▸ **文档节选**
○ ○ ○ ○ ○ ○ ○
南詔有妻妾數百人,總謂之詔佐。清平官、大軍將有妻妾數十人。俗法:處子、孀婦出入不禁。少年子弟暮夜游行閭巷,吹壺盧笙,或吹樹葉,聲韻之中,皆寄情言,用相呼召。嫁娶之夕,私夫悉來相送。既嫁有犯,男子格殺無罪,婦人亦死。或有強家富室責資財贖命者,則遷徙麗水瘴地,終棄之,法不得再合。
每年十一月一日,盛會客,造酒醴,殺牛羊,親族鄰里更相宴樂,三月內作樂相慶,帷務追歡。戶外必設桃茢,如歲旦然。改年即用建寅之月。其余節日,粗與漢同,唯不知有寒食清明耳。
每飲酒欲闌,即起前席奉觴相勸。有性所不能者,乃至起前席扼腕的顙,或挽或推,情禮之中,以此為重。取生鵝治如膾法,方寸切之,和生胡瓜及椒榝啖之,謂之“鵝闕”,土俗以為上味。南詔家食用金銀,其余官將則用竹簟。貴者飯以筋不匙,賤者搏之而食。
一尺,漢一尺三寸也。一千六百尺為一里。漢秤一分三分之一。帛曰冪,漢四尺五寸也。田曰雙,漢五畝也。
本土不用錢,凡交易繒、帛、氈、罽、金、銀、瑟瑟、牛羊之屬,以繒帛冪數計之,云某物色直若干冪。
凡人家所居,皆依傍四山,上棟下宇,悉與漢同,惟東西南北,不取周正耳。別置倉舍,有欄檻,腳高數丈,云避田鼠也,上閣如車蓋狀。
○ ○ ○ ○ ○ ○ ○
▸ **提取材料**
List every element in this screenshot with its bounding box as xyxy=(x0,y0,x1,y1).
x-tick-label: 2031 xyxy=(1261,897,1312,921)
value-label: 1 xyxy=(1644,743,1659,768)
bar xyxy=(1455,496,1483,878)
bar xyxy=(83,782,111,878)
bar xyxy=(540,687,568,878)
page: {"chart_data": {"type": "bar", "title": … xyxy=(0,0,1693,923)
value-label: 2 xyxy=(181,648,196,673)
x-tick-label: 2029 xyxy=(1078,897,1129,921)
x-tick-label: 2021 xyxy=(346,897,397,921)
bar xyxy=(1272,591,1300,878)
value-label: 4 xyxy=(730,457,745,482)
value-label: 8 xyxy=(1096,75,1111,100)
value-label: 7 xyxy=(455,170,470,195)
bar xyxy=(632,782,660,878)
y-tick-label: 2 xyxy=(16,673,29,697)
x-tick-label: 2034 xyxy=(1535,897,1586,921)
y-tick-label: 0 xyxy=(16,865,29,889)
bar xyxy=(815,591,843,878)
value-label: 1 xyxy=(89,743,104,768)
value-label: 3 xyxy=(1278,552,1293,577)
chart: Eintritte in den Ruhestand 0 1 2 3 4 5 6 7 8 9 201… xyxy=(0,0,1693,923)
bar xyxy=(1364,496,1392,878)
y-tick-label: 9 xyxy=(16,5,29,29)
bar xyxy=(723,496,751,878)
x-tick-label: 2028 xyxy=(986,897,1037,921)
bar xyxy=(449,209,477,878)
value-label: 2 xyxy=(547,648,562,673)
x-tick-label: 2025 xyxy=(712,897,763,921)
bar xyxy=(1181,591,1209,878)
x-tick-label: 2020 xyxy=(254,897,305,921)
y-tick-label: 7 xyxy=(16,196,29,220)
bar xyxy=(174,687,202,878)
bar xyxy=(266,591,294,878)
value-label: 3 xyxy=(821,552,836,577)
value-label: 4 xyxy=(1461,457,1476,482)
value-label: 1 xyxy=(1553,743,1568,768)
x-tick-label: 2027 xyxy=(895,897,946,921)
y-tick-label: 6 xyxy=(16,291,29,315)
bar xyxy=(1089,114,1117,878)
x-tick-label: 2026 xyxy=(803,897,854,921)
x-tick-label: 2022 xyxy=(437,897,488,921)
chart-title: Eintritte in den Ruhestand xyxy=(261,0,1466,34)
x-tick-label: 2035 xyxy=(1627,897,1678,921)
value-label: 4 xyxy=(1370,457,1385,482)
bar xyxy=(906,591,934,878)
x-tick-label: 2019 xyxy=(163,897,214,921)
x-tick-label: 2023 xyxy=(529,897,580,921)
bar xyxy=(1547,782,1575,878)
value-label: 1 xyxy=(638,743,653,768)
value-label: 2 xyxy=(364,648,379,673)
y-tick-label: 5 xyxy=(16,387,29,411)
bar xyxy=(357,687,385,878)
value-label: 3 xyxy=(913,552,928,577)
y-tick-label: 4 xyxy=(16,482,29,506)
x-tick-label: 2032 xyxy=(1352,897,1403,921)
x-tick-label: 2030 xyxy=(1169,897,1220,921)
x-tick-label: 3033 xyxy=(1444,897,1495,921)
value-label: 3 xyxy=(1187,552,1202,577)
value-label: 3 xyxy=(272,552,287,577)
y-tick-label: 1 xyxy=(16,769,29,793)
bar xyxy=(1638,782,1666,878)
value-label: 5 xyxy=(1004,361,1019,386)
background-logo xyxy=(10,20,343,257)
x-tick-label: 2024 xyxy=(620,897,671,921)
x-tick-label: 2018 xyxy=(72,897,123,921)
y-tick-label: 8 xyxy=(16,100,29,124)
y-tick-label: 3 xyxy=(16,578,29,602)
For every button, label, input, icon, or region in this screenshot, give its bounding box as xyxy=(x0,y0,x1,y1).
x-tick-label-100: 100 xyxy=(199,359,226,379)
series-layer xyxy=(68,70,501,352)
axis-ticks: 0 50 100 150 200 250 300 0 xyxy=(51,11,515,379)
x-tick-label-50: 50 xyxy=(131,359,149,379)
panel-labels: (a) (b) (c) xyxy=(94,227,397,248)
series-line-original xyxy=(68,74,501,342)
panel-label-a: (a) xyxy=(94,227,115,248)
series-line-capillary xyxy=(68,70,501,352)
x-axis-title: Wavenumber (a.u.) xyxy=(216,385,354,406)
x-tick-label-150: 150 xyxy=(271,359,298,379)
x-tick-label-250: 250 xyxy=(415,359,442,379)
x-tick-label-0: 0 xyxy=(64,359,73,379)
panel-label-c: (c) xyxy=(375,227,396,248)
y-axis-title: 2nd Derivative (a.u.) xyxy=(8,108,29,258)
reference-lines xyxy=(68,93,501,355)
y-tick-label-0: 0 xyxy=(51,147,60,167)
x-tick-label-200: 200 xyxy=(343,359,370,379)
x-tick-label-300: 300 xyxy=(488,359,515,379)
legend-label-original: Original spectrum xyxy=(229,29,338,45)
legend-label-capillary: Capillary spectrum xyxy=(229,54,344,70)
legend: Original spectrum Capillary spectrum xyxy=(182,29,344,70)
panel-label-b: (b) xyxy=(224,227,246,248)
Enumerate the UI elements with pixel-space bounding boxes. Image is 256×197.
○ ○ ○ ○ ○ ○ ○
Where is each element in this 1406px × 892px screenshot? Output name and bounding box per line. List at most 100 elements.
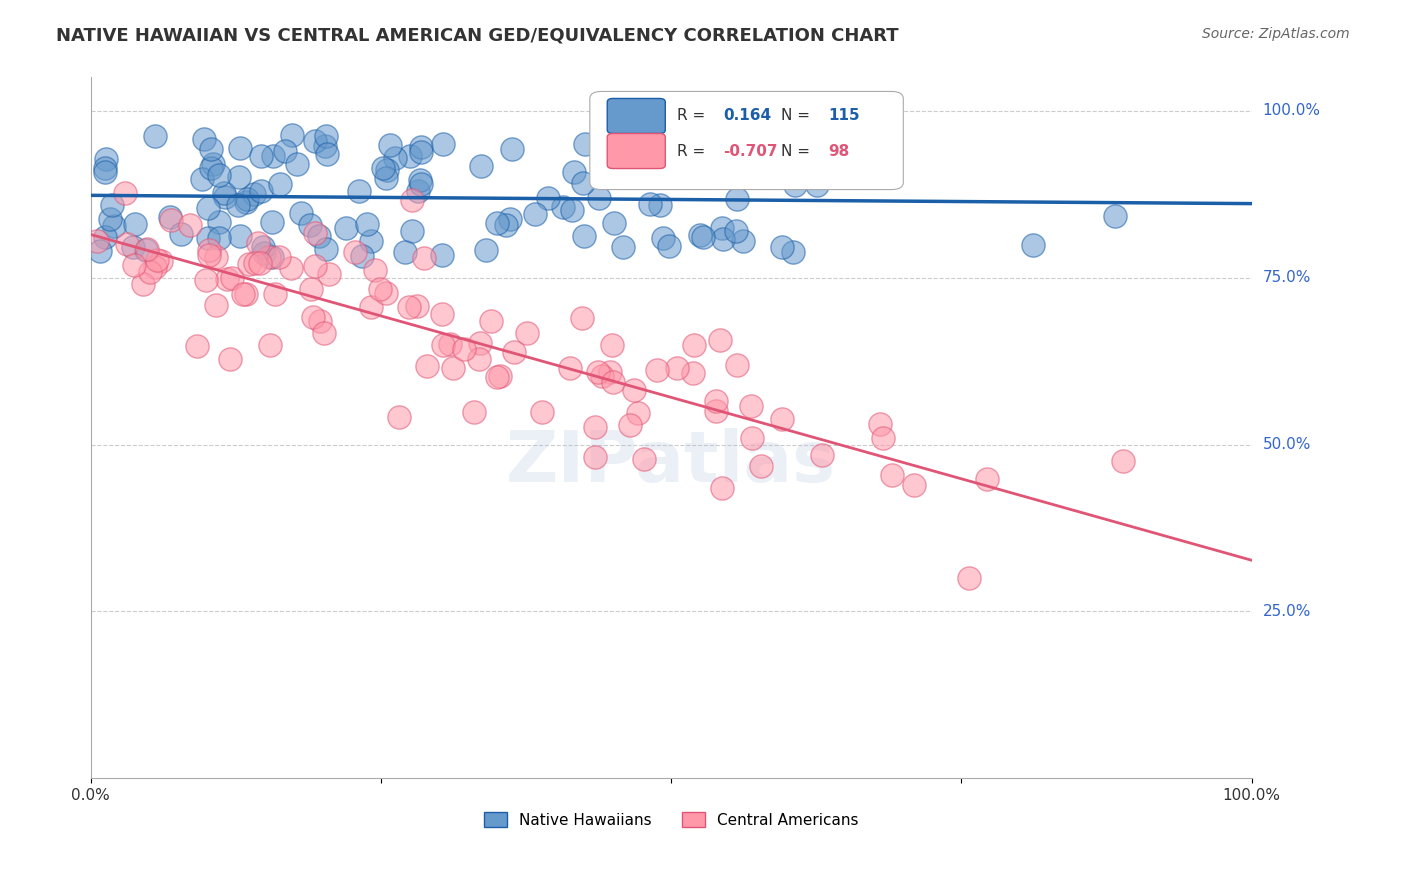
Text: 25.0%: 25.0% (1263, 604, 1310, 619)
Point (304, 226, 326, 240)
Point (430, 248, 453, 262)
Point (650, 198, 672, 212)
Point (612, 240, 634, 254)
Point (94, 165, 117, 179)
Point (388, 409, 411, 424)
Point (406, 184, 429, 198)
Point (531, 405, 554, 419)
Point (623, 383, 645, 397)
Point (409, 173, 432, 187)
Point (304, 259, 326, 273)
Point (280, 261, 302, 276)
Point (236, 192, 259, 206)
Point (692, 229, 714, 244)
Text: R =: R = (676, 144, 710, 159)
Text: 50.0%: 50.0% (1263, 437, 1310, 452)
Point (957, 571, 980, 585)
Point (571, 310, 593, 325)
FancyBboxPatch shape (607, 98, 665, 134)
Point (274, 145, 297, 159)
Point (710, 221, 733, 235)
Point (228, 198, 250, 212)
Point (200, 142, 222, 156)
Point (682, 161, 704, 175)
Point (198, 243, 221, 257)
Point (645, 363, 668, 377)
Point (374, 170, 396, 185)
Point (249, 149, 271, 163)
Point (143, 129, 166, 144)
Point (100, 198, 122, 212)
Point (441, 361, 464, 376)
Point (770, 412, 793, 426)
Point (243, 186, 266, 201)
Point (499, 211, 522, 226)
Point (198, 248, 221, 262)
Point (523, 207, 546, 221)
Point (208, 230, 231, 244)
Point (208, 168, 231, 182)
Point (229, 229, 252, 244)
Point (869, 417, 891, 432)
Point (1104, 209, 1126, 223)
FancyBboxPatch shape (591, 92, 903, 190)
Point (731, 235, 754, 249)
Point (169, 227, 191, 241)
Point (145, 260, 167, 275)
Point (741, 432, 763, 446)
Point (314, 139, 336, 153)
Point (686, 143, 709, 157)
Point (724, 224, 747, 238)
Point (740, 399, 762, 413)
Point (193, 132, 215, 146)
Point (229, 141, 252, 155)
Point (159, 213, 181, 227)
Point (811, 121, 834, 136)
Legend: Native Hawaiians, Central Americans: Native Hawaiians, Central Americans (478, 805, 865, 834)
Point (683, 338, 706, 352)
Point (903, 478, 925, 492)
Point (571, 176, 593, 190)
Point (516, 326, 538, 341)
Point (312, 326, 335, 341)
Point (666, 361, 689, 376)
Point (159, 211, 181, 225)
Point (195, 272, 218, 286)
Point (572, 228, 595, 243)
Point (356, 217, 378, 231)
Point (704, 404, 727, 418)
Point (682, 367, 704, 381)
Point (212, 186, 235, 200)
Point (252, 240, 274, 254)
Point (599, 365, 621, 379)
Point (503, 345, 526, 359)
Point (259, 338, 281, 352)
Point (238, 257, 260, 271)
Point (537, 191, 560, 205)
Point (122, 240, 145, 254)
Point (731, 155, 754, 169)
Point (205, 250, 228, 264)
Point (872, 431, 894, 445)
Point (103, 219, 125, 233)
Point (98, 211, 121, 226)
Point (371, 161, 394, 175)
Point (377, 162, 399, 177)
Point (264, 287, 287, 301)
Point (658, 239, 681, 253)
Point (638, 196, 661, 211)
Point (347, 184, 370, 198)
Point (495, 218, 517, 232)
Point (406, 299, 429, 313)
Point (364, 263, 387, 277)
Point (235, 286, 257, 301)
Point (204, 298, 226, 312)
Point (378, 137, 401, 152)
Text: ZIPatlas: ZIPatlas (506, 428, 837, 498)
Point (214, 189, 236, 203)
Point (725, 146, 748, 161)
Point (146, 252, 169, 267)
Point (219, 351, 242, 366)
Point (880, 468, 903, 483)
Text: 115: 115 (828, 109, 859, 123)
○ ○ ○ ○ ○ ○ ○
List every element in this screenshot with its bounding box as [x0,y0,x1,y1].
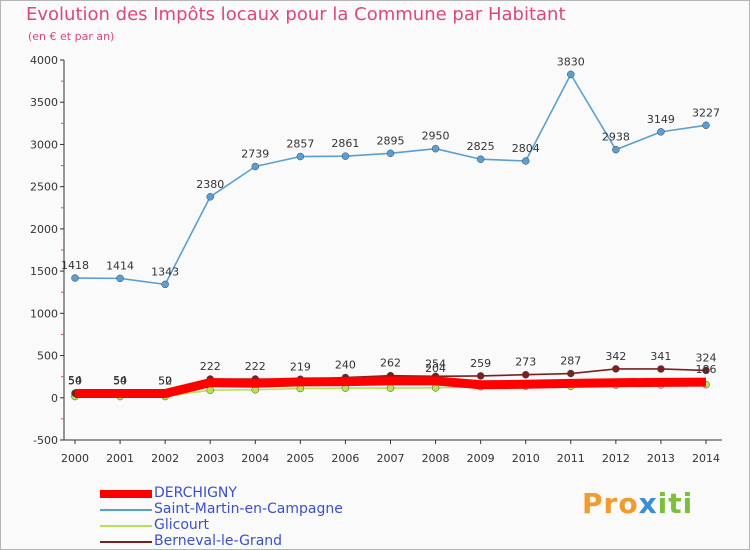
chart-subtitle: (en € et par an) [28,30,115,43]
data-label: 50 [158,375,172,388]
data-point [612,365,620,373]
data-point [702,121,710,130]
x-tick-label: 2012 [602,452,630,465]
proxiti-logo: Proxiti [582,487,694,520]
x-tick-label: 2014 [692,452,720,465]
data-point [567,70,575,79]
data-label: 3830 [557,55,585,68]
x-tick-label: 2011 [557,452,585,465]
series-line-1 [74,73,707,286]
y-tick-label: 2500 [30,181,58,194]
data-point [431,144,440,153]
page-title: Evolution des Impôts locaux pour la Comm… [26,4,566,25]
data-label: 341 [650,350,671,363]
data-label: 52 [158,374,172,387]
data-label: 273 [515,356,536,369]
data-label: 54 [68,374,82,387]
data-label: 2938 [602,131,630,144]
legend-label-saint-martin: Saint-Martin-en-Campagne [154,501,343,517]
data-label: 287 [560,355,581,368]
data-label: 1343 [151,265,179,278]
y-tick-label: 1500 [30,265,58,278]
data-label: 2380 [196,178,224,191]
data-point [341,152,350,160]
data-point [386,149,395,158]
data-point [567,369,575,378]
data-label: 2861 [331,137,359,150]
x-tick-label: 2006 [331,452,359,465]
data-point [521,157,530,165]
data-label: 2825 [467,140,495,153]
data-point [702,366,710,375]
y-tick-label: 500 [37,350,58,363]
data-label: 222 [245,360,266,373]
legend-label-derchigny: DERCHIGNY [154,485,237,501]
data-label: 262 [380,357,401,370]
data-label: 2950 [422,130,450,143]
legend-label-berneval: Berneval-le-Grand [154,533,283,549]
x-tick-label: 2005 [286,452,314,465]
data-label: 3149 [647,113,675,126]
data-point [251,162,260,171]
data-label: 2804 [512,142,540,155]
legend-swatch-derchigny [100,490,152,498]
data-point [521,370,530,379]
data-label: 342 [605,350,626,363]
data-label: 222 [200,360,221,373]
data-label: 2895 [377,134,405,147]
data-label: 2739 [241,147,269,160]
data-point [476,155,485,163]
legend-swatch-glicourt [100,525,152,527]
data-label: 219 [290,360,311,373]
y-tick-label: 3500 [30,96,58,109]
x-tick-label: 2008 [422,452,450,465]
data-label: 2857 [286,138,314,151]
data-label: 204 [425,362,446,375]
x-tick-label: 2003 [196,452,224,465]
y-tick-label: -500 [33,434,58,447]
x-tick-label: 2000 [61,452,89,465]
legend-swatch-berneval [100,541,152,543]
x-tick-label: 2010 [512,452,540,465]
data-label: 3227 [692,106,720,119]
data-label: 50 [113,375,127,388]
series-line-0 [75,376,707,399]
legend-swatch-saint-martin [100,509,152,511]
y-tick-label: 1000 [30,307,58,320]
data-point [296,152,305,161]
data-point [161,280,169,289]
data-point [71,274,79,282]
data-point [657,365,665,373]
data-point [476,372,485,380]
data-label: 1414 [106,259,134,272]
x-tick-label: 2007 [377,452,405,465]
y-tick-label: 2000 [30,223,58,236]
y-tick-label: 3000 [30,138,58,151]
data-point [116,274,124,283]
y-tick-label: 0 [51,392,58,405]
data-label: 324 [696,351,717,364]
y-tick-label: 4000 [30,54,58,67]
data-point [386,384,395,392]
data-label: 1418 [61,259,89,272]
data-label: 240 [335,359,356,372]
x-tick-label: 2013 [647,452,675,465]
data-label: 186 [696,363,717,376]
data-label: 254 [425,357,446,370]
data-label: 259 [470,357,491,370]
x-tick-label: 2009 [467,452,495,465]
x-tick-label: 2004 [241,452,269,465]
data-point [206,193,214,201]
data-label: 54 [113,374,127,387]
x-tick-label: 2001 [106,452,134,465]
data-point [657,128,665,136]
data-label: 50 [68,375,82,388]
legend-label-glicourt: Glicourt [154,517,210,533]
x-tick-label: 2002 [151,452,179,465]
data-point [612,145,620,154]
○ ○ ○ ○ ○ ○ ○
▸ **任务要求**
记述南诏风俗的这段文字最后一句是“上閣如車蓋狀”,接下来会怎样写?请从这句之后续写。

▸ **参考答案**
西爨及白蠻死后,三日內埋殯,依漢法為墓。稍富室廣栽杉松。蒙舍及諸烏蠻不墓葬,凡死后三日焚尸,其余灰燼,掩以土壤,唯收兩耳。南詔家則貯以金瓶,又重以銀為函盛之,深藏別室,四時將出祭之。其余家或銅瓶、鐵瓶盛耳藏之也。
言語音白蠻最正,蒙舍蠻次之,諸部落不如也。但名物或與漢不同,及四聲訛重。大事多不與面言,必使人往來達其詞意,以此取定,謂之行諾。
蟲謂之波羅蜜(亦名“草羅”)。犀謂之矣(讀如咸)。帶謂之佉苴,飯謂之喻,鹽謂之賓,鹿謂之識,牛謂之舍,川謂之賧,谷謂之浪,山謂之和,山頂謂之蔥路,舞謂之伽傍。加,富也。閣,高也。諾,深也。苴,俊也。東爨謂城為弄,謂竹為翦,謂鹽為翦,謂地為眗,謂請為數,謂酸為制。言語并與白蠻不同。每出軍征役,每蠻各攜糧米一斗五升,各攜魚牖,此外無供軍糧料者。蠻軍憂糧易盡,心切于戰,出界后,許行劫掠,收奪州溪源百姓禾米牛羊等輩。用軍之次,面前傷刀箭,許將息。倘背后傷刀箭輒退者,即刃其后。
卷九南蠻條教
南俗:務田農菜圃,戰斗不分文武,無雜色役。每有征發,但下文書與村邑理人處,克往來月日而已,其兵杖人各自赍,更無官給。百家已上有總佐一,千人已上有理人官一,人約萬家以來,即制都督,遞相管轄。上官授與四十雙,漢二頃也。上戶三十雙,漢一頃五十畝。中戶、下戶各有差降。每家有丁壯,皆定為馬軍,各據邑居遠近,分為四軍,以旗幡色別其東南西北,每而置一將,或管千人,或五百人。四軍又置一軍將統之,如有賦盜入界,即罪在所入處面將。
羅苴子皆于鄉兵中試入,故稱四軍苴子。戴光兜鍪負犀皮銅股排,跣足,歷險如飛。每百人,羅苴佐一人管之。
負排,又從羅苴中揀入,無貝數。南詔及諸鎮大軍將起坐不相離捍蔽者,皆負排也。
羽儀亦無員數,皆清平官等子弟充,諸蠻不與焉,常在云南王左右,羽儀長帳前管系之。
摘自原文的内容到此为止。